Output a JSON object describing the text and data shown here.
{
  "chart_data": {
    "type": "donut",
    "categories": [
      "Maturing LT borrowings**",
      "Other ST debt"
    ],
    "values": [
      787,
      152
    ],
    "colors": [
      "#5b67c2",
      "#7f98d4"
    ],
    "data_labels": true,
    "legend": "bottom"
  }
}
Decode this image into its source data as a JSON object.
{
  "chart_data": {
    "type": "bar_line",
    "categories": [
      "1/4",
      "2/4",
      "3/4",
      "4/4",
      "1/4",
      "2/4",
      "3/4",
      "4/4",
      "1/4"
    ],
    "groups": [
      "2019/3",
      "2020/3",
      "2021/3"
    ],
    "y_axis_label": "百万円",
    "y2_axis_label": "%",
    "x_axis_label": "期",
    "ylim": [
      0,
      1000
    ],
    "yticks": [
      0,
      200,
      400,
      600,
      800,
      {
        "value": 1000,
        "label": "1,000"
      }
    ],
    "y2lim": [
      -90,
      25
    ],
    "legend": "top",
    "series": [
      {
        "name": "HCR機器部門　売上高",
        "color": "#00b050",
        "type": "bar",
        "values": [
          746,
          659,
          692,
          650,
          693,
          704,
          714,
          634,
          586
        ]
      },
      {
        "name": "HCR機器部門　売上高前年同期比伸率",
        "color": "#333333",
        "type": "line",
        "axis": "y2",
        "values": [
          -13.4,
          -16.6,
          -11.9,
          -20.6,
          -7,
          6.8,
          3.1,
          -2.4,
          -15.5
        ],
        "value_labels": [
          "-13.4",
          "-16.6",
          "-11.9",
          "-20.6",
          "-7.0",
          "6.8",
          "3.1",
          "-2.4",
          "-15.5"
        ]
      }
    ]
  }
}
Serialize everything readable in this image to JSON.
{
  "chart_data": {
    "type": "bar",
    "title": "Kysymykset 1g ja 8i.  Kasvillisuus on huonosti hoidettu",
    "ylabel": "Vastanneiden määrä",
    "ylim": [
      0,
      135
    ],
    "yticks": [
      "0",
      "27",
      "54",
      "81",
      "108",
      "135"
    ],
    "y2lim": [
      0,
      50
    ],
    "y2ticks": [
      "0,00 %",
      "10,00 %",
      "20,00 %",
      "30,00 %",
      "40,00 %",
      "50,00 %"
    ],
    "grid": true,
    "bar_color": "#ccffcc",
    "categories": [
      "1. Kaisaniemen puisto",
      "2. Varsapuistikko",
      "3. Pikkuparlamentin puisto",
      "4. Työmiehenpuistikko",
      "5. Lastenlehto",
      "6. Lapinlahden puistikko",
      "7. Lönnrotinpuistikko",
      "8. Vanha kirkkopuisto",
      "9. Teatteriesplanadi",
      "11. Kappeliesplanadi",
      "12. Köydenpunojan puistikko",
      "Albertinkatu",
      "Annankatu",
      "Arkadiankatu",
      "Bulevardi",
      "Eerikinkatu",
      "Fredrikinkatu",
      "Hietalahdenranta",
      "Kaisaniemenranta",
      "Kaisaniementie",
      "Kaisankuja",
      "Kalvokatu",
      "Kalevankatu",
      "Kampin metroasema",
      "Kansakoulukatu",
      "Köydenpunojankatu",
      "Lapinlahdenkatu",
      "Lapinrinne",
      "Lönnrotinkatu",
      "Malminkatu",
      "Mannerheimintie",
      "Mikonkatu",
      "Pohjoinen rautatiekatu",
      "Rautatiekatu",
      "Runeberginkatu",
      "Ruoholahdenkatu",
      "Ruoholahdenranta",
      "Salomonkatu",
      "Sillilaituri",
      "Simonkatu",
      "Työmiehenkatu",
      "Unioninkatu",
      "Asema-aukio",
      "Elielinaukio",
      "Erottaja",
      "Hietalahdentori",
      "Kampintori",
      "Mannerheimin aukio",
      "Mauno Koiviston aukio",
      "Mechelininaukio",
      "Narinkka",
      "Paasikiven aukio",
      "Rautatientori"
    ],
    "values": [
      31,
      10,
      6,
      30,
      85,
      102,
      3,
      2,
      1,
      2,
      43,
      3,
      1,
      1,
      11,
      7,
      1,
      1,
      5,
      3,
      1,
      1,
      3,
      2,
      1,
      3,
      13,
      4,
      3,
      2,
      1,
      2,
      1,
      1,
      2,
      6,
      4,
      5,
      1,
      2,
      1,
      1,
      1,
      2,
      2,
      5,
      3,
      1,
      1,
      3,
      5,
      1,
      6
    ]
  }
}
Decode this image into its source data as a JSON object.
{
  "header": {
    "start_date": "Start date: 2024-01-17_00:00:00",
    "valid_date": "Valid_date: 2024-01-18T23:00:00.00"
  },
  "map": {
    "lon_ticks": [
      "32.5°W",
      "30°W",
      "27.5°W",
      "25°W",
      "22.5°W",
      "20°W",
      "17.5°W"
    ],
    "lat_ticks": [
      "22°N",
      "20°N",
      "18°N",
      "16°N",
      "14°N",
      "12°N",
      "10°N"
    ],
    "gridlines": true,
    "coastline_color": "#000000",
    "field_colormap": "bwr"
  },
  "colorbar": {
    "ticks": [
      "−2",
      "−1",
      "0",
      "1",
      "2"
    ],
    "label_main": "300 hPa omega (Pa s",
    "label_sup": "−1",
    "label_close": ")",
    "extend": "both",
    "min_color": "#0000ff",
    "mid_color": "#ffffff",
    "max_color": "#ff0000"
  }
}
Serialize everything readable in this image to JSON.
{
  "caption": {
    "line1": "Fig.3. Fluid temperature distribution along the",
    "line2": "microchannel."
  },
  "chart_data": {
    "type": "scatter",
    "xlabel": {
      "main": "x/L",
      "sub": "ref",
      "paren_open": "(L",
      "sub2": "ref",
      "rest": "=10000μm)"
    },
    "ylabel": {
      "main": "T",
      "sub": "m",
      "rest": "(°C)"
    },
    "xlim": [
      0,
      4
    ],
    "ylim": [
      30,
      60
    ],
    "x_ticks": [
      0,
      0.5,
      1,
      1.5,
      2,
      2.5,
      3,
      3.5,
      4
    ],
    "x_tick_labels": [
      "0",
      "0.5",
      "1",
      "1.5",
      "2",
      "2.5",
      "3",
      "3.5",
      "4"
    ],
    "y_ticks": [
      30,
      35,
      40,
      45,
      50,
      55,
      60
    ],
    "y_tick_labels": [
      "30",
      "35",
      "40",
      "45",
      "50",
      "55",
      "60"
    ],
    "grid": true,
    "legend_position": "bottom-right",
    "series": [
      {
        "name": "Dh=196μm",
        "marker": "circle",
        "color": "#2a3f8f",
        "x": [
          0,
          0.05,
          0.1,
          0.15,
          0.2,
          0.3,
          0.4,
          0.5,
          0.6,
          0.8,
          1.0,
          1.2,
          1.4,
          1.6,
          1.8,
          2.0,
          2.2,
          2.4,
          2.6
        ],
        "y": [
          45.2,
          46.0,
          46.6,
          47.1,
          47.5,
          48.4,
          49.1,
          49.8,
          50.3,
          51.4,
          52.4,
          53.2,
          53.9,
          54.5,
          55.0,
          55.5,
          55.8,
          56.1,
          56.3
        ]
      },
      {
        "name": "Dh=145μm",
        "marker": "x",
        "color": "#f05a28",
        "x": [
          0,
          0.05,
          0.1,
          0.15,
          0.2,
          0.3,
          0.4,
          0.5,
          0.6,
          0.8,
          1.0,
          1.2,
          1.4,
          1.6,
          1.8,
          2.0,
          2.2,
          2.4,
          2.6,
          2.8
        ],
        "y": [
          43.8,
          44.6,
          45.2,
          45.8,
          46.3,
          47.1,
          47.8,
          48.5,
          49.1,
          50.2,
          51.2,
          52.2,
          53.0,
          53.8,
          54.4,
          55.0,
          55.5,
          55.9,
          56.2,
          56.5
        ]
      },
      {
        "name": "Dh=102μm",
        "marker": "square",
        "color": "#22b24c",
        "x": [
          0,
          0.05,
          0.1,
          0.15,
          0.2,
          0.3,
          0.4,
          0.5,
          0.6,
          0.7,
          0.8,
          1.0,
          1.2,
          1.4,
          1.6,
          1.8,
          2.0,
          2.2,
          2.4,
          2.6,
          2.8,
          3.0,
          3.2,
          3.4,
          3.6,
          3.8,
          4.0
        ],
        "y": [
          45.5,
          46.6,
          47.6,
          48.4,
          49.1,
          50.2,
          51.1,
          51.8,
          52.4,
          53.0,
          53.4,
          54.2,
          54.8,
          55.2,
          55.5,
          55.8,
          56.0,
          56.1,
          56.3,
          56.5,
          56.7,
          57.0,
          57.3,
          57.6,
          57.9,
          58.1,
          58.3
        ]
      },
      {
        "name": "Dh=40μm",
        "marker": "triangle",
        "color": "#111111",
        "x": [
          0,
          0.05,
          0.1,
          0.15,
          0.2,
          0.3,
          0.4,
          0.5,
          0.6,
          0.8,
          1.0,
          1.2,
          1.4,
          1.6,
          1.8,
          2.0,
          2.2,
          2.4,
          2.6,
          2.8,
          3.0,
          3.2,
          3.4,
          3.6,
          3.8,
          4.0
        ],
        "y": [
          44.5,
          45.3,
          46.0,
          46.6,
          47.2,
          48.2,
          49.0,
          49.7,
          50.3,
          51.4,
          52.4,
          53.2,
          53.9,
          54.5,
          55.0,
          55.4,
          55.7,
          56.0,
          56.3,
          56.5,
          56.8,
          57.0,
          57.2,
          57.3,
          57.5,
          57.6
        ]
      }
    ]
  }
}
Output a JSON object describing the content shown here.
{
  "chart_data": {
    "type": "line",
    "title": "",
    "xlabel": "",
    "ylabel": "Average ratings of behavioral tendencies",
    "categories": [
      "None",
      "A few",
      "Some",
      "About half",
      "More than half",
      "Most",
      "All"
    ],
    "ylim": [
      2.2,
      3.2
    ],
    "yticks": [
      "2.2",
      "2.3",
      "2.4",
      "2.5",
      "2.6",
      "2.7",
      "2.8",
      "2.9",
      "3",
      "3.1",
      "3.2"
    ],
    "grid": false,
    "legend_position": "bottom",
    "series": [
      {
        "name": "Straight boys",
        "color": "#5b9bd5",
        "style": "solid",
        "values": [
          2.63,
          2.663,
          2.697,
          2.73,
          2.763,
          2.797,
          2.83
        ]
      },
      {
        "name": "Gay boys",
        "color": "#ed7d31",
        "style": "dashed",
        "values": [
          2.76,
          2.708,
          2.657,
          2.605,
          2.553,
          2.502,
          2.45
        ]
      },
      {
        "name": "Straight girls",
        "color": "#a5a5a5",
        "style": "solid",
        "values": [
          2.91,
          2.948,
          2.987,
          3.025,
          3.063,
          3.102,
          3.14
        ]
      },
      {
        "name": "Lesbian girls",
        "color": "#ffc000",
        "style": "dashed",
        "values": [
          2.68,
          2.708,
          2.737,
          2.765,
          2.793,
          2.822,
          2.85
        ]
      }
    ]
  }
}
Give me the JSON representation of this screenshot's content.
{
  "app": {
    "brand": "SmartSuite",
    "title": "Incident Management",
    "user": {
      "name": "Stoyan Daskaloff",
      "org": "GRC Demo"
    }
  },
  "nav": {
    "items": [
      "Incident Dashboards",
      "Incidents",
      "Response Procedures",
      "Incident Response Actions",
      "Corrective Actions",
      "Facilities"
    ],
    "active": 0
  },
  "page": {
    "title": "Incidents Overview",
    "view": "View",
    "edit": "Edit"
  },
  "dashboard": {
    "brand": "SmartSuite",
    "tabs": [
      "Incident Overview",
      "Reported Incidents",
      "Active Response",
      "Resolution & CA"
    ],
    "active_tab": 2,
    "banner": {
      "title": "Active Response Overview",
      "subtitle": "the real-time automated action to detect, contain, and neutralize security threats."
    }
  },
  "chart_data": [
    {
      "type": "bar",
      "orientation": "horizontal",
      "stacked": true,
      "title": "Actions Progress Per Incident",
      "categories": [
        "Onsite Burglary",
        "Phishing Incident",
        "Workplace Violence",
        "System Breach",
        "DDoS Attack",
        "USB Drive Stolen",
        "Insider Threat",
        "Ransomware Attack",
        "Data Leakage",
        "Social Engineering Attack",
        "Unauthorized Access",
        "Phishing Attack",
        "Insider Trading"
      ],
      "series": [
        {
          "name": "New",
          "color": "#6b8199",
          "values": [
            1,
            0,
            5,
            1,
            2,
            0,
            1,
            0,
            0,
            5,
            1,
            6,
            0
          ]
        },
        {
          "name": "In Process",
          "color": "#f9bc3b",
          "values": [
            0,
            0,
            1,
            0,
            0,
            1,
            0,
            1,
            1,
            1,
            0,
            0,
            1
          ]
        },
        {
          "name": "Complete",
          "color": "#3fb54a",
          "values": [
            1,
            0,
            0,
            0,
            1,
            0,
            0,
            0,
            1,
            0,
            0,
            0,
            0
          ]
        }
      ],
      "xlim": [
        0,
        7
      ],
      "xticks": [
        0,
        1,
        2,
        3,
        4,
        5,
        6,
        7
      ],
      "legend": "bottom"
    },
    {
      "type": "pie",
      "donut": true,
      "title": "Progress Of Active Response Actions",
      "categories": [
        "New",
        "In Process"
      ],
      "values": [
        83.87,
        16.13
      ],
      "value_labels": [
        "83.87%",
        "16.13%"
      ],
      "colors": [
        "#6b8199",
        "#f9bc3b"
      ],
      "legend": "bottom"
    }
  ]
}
____
_Work required_: Look through the listing above and count the lines where the string "type" appears. Report the number only.

_Result_: 9